TASK GOAL = Report every line below that holds the word "apăsaţi".

RECORDS =
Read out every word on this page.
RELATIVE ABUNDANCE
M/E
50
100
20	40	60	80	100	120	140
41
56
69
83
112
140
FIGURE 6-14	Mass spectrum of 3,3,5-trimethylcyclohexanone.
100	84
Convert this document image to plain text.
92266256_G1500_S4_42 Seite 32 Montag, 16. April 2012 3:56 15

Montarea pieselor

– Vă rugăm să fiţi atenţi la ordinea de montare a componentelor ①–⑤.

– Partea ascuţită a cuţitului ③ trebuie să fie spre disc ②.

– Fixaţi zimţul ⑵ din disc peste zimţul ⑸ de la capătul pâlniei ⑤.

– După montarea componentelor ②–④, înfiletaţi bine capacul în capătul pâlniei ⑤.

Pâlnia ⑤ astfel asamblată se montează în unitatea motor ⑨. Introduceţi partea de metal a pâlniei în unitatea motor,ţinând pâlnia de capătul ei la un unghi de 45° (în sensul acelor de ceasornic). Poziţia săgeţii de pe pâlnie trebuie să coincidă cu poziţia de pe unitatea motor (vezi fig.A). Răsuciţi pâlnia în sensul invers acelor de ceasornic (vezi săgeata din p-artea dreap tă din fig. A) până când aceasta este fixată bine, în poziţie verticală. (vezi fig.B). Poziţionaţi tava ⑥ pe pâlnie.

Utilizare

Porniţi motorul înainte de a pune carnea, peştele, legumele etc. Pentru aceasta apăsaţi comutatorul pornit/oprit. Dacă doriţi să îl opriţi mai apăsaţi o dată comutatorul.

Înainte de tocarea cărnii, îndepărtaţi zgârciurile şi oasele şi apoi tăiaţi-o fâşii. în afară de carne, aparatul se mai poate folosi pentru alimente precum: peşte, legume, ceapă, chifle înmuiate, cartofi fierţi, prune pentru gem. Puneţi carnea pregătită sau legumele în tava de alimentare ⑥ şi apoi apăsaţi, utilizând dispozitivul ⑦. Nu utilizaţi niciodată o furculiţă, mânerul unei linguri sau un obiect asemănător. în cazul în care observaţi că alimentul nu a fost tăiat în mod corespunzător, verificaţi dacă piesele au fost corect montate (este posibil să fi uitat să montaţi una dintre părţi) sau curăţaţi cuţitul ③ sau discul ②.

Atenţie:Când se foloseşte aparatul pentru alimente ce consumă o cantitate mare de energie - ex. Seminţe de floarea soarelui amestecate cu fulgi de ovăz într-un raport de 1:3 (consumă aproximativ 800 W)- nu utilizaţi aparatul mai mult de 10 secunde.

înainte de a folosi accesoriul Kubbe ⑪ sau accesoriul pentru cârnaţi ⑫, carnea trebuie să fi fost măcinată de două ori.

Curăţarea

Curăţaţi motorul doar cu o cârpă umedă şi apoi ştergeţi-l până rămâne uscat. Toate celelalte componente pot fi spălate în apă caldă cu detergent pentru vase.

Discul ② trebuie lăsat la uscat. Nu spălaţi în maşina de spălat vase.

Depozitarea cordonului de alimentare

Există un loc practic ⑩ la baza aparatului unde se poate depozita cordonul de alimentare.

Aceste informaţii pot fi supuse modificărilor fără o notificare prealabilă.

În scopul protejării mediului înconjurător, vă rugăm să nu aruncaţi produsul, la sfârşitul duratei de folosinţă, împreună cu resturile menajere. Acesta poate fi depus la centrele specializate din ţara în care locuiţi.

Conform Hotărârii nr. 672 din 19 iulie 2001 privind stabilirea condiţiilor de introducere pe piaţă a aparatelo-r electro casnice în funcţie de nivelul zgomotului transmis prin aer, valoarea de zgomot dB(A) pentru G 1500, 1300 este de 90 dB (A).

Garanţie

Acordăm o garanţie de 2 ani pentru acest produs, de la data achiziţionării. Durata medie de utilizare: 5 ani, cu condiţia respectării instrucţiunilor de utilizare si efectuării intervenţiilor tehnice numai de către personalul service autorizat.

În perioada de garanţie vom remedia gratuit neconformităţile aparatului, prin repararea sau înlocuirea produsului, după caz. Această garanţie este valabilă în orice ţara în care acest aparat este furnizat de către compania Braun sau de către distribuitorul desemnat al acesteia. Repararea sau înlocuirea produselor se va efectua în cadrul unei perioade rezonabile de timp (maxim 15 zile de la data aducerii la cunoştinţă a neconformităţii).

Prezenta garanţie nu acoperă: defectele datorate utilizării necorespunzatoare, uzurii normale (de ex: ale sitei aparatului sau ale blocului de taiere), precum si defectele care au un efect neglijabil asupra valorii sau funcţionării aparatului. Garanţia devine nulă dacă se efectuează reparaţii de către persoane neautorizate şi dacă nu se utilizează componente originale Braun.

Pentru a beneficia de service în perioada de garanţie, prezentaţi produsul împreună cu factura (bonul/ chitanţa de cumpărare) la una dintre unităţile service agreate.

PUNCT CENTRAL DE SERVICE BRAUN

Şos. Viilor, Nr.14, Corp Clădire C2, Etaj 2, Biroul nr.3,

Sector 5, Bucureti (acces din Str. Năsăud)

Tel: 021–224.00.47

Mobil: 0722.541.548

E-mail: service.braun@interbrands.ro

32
--
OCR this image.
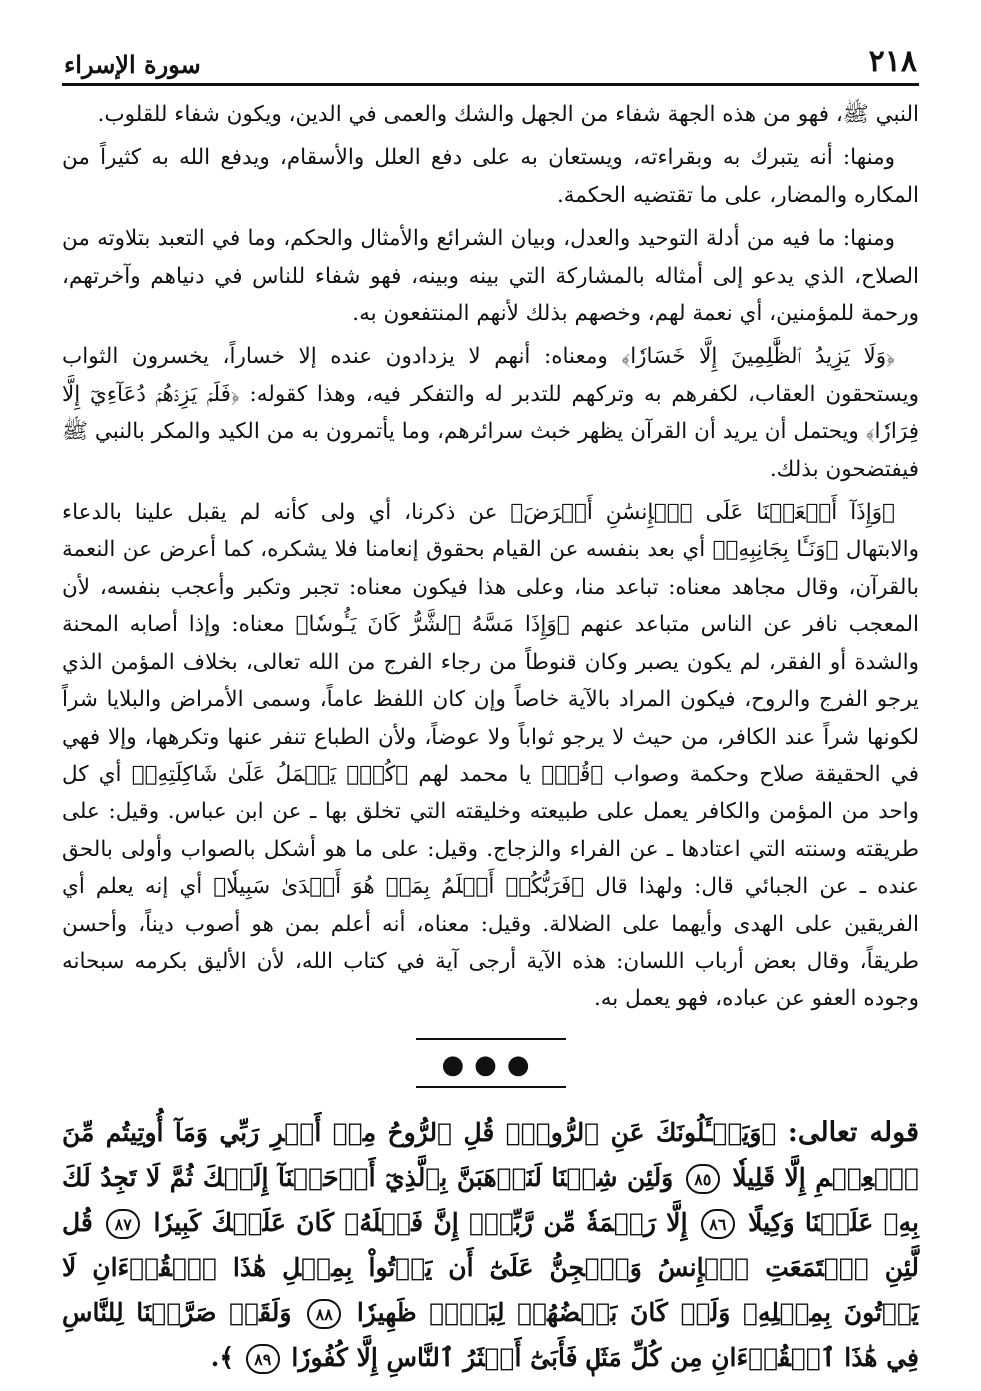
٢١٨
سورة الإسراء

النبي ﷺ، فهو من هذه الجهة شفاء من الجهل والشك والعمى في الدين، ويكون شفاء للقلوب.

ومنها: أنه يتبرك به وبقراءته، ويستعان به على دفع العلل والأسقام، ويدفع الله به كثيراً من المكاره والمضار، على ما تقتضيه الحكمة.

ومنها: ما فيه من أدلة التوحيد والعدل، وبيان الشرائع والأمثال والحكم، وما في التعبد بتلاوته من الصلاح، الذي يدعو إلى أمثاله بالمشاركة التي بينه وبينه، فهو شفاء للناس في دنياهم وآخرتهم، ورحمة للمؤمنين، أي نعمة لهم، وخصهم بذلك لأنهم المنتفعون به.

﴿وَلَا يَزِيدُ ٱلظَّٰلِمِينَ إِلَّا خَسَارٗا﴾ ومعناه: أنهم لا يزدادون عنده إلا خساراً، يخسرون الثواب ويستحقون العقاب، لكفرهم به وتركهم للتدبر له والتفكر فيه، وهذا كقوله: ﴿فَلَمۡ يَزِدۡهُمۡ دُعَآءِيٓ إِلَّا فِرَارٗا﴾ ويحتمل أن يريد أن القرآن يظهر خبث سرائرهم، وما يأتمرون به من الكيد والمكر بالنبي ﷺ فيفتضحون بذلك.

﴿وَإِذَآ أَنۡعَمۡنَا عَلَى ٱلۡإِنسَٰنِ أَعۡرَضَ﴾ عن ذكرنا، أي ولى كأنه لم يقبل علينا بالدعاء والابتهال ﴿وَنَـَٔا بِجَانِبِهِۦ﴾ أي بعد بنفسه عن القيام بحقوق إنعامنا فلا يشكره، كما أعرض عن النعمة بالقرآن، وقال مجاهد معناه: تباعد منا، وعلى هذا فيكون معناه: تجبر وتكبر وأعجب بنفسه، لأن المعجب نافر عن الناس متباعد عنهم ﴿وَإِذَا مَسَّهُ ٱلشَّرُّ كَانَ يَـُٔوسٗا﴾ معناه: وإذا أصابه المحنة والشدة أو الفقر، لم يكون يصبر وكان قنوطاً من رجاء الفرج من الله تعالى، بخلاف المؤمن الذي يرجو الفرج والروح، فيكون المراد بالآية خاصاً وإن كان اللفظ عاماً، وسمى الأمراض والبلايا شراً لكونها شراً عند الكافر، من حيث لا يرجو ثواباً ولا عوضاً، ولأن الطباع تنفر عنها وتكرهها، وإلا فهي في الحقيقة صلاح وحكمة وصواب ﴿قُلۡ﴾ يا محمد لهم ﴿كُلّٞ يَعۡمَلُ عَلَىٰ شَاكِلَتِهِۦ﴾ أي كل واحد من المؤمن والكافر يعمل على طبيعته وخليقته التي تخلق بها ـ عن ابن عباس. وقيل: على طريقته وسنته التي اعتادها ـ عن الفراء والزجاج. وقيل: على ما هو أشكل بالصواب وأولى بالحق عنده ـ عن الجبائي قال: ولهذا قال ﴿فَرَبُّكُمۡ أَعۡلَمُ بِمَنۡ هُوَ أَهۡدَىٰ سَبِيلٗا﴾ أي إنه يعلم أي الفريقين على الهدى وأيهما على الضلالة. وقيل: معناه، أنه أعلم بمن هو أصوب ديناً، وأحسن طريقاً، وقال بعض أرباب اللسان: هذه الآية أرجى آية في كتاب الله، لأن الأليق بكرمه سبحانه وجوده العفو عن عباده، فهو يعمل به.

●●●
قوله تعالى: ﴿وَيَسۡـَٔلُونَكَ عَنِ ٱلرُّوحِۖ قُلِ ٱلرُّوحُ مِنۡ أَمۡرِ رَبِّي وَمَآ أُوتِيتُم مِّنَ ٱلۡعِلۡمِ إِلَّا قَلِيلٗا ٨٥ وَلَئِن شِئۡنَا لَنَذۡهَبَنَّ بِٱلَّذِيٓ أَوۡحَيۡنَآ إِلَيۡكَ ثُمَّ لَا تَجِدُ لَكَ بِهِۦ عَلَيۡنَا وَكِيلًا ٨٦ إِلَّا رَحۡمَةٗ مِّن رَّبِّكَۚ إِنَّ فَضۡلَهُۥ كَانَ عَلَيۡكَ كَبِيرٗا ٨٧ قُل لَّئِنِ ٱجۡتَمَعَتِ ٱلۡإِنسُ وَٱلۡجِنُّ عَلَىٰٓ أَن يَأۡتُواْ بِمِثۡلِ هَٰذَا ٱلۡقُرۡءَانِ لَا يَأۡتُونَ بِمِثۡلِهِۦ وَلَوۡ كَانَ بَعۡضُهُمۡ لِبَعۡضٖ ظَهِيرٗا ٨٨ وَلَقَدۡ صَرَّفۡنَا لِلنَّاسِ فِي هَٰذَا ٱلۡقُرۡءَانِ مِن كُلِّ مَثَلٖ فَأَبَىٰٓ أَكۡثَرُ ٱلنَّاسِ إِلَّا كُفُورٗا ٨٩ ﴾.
---
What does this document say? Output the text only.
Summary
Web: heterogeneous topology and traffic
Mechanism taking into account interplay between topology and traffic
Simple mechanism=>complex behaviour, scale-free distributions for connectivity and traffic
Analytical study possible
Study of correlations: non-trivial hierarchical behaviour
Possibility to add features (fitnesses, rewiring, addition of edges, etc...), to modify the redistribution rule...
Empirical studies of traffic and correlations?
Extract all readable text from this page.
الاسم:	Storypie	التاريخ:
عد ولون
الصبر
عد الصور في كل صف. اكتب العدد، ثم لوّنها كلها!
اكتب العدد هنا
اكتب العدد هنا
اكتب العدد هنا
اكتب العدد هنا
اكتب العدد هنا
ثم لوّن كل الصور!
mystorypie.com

FINISHED EXERCISE =
Porniţi motorul înainte de a pune carnea, peştele, legumele etc. Pentru aceasta apăsaţi comutatorul pornit/oprit. Dacă doriţi să îl opriţi mai apăsaţi o dată comutatorul.
Înainte de tocarea cărnii, îndepărtaţi zgârciurile şi oasele şi apoi tăiaţi-o fâşii. în afară de carne, aparatul se mai poate folosi pentru alimente precum: peşte, legume, ceapă, chifle înmuiate, cartofi fierţi, prune pentru gem. Puneţi carnea pregătită sau legumele în tava de alimentare ⑥ şi apoi apăsaţi, utilizând dispozitivul ⑦. Nu utilizaţi niciodată o furculiţă, mânerul unei linguri sau un obiect asemănător. în cazul în care observaţi că alimentul nu a fost tăiat în mod corespunzător, verificaţi dacă piesele au fost corect montate (este posibil să fi uitat să montaţi una dintre părţi) sau curăţaţi cuţitul ③ sau discul ②.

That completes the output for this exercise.